* _Exercise details_
Extract all data as written.
▼▼▼
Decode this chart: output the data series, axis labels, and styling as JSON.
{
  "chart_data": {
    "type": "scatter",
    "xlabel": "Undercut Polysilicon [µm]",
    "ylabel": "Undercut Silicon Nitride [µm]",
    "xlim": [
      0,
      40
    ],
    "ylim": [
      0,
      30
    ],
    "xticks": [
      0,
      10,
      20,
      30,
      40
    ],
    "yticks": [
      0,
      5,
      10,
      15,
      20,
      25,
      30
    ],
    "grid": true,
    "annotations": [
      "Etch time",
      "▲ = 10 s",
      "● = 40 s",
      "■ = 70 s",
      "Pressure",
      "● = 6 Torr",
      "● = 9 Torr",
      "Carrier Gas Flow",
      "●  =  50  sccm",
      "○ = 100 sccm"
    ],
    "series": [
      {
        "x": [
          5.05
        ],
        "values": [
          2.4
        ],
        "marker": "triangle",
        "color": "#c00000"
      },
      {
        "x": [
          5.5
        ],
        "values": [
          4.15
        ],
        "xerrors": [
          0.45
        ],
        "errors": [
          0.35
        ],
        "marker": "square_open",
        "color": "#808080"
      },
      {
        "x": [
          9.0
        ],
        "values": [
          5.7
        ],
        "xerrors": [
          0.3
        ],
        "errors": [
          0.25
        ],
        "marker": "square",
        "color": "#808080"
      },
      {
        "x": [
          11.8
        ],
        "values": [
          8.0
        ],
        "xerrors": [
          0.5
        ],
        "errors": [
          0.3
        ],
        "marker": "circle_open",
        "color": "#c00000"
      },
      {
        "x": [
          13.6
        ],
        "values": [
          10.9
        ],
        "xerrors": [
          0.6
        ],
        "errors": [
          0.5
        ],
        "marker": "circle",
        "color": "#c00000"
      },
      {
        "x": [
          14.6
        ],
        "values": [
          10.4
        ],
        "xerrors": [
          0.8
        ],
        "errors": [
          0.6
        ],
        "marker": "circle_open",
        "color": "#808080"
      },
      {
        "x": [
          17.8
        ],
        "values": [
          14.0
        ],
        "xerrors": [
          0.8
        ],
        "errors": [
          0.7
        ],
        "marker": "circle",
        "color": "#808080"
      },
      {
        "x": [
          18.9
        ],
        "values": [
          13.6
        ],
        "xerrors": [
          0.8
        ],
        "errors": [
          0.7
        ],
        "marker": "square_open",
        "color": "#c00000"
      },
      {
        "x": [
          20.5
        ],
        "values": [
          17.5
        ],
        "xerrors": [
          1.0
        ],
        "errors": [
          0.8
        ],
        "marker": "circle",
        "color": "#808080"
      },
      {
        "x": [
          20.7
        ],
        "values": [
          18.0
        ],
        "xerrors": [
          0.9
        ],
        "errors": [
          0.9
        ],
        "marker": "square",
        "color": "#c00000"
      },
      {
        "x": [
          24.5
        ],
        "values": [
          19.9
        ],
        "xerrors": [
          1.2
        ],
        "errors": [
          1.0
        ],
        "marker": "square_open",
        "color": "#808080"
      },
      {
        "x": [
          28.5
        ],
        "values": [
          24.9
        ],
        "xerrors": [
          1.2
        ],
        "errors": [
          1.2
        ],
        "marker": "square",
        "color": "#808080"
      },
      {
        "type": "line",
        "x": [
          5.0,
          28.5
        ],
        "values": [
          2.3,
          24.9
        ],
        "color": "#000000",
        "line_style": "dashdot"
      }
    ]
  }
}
▲▲▲
* _Task response_
Decode this chart: output the data series, axis labels, and styling as JSON.
{
  "chart_data": {
    "type": "scatter",
    "xlabel": "Undercut Polysilicon [µm]",
    "ylabel": "Undercut Silicon Nitride [µm]",
    "xlim": [
      0,
      40
    ],
    "ylim": [
      0,
      30
    ],
    "xticks": [
      0,
      10,
      20,
      30,
      40
    ],
    "yticks": [
      0,
      5,
      10,
      15,
      20,
      25,
      30
    ],
    "grid": true,
    "annotations": [
      "Etch time",
      "▲ = 10 s",
      "● = 40 s",
      "■ = 70 s",
      "Pressure",
      "● = 6 Torr",
      "● = 9 Torr",
      "Carrier Gas Flow",
      "●  =  50  sccm",
      "○ = 100 sccm"
    ],
    "series": [
      {
        "x": [
          5.05
        ],
        "values": [
          2.4
        ],
        "marker": "triangle",
        "color": "#c00000"
      },
      {
        "x": [
          5.5
        ],
        "values": [
          4.15
        ],
        "xerrors": [
          0.45
        ],
        "errors": [
          0.35
        ],
        "marker": "square_open",
        "color": "#808080"
      },
      {
        "x": [
          9.0
        ],
        "values": [
          5.7
        ],
        "xerrors": [
          0.3
        ],
        "errors": [
          0.25
        ],
        "marker": "square",
        "color": "#808080"
      },
      {
        "x": [
          11.8
        ],
        "values": [
          8.0
        ],
        "xerrors": [
          0.5
        ],
        "errors": [
          0.3
        ],
        "marker": "circle_open",
        "color": "#c00000"
      },
      {
        "x": [
          13.6
        ],
        "values": [
          10.9
        ],
        "xerrors": [
          0.6
        ],
        "errors": [
          0.5
        ],
        "marker": "circle",
        "color": "#c00000"
      },
      {
        "x": [
          14.6
        ],
        "values": [
          10.4
        ],
        "xerrors": [
          0.8
        ],
        "errors": [
          0.6
        ],
        "marker": "circle_open",
        "color": "#808080"
      },
      {
        "x": [
          17.8
        ],
        "values": [
          14.0
        ],
        "xerrors": [
          0.8
        ],
        "errors": [
          0.7
        ],
        "marker": "circle",
        "color": "#808080"
      },
      {
        "x": [
          18.9
        ],
        "values": [
          13.6
        ],
        "xerrors": [
          0.8
        ],
        "errors": [
          0.7
        ],
        "marker": "square_open",
        "color": "#c00000"
      },
      {
        "x": [
          20.5
        ],
        "values": [
          17.5
        ],
        "xerrors": [
          1.0
        ],
        "errors": [
          0.8
        ],
        "marker": "circle",
        "color": "#808080"
      },
      {
        "x": [
          20.7
        ],
        "values": [
          18.0
        ],
        "xerrors": [
          0.9
        ],
        "errors": [
          0.9
        ],
        "marker": "square",
        "color": "#c00000"
      },
      {
        "x": [
          24.5
        ],
        "values": [
          19.9
        ],
        "xerrors": [
          1.2
        ],
        "errors": [
          1.0
        ],
        "marker": "square_open",
        "color": "#808080"
      },
      {
        "x": [
          28.5
        ],
        "values": [
          24.9
        ],
        "xerrors": [
          1.2
        ],
        "errors": [
          1.2
        ],
        "marker": "square",
        "color": "#808080"
      },
      {
        "type": "line",
        "x": [
          5.0,
          28.5
        ],
        "values": [
          2.3,
          24.9
        ],
        "color": "#000000",
        "line_style": "dashdot"
      }
    ]
  }
}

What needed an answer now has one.